WHAT THE TASK ASKS →
Give back the full material, exactly as it reads.

DATA SUPPLIED →
○ ○ ○ ○ ○

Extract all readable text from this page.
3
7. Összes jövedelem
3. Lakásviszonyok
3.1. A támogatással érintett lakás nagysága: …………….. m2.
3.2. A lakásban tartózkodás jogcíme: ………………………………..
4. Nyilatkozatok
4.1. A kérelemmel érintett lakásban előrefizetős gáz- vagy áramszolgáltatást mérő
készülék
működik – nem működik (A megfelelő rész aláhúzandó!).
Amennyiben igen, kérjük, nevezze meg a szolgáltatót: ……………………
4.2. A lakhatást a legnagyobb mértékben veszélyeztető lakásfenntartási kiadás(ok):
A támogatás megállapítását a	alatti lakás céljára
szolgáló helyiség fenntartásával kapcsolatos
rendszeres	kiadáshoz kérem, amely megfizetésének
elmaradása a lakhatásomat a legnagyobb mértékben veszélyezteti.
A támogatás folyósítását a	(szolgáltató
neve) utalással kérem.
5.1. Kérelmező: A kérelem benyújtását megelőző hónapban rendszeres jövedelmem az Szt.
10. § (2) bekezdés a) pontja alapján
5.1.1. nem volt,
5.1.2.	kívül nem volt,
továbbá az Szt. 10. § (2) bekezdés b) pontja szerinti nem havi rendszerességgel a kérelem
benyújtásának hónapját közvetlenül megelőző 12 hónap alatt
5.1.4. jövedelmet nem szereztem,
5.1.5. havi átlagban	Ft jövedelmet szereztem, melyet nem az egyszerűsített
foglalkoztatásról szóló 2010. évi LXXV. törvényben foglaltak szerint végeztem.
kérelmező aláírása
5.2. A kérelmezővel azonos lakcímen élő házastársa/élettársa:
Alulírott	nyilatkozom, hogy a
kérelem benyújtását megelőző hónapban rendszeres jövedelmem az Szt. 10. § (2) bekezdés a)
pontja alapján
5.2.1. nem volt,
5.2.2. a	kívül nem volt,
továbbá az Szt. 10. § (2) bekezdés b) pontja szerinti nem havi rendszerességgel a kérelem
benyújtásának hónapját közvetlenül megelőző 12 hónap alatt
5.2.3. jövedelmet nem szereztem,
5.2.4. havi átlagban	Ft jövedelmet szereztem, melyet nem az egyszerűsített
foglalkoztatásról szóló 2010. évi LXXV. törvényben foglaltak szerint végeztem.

○ ○ ○ ○ ○

COMPLETED TASK →
Extract all readable text from this page.
3
7. Összes jövedelem
3. Lakásviszonyok
3.1. A támogatással érintett lakás nagysága: …………….. m2.
3.2. A lakásban tartózkodás jogcíme: ………………………………..
4. Nyilatkozatok
4.1. A kérelemmel érintett lakásban előrefizetős gáz- vagy áramszolgáltatást mérő
készülék
működik – nem működik (A megfelelő rész aláhúzandó!).
Amennyiben igen, kérjük, nevezze meg a szolgáltatót: ……………………
4.2. A lakhatást a legnagyobb mértékben veszélyeztető lakásfenntartási kiadás(ok):
A támogatás megállapítását a	alatti lakás céljára
szolgáló helyiség fenntartásával kapcsolatos
rendszeres	kiadáshoz kérem, amely megfizetésének
elmaradása a lakhatásomat a legnagyobb mértékben veszélyezteti.
A támogatás folyósítását a	(szolgáltató
neve) utalással kérem.
5.1. Kérelmező: A kérelem benyújtását megelőző hónapban rendszeres jövedelmem az Szt.
10. § (2) bekezdés a) pontja alapján
5.1.1. nem volt,
5.1.2.	kívül nem volt,
továbbá az Szt. 10. § (2) bekezdés b) pontja szerinti nem havi rendszerességgel a kérelem
benyújtásának hónapját közvetlenül megelőző 12 hónap alatt
5.1.4. jövedelmet nem szereztem,
5.1.5. havi átlagban	Ft jövedelmet szereztem, melyet nem az egyszerűsített
foglalkoztatásról szóló 2010. évi LXXV. törvényben foglaltak szerint végeztem.
kérelmező aláírása
5.2. A kérelmezővel azonos lakcímen élő házastársa/élettársa:
Alulírott	nyilatkozom, hogy a
kérelem benyújtását megelőző hónapban rendszeres jövedelmem az Szt. 10. § (2) bekezdés a)
pontja alapján
5.2.1. nem volt,
5.2.2. a	kívül nem volt,
továbbá az Szt. 10. § (2) bekezdés b) pontja szerinti nem havi rendszerességgel a kérelem
benyújtásának hónapját közvetlenül megelőző 12 hónap alatt
5.2.3. jövedelmet nem szereztem,
5.2.4. havi átlagban	Ft jövedelmet szereztem, melyet nem az egyszerűsített
foglalkoztatásról szóló 2010. évi LXXV. törvényben foglaltak szerint végeztem.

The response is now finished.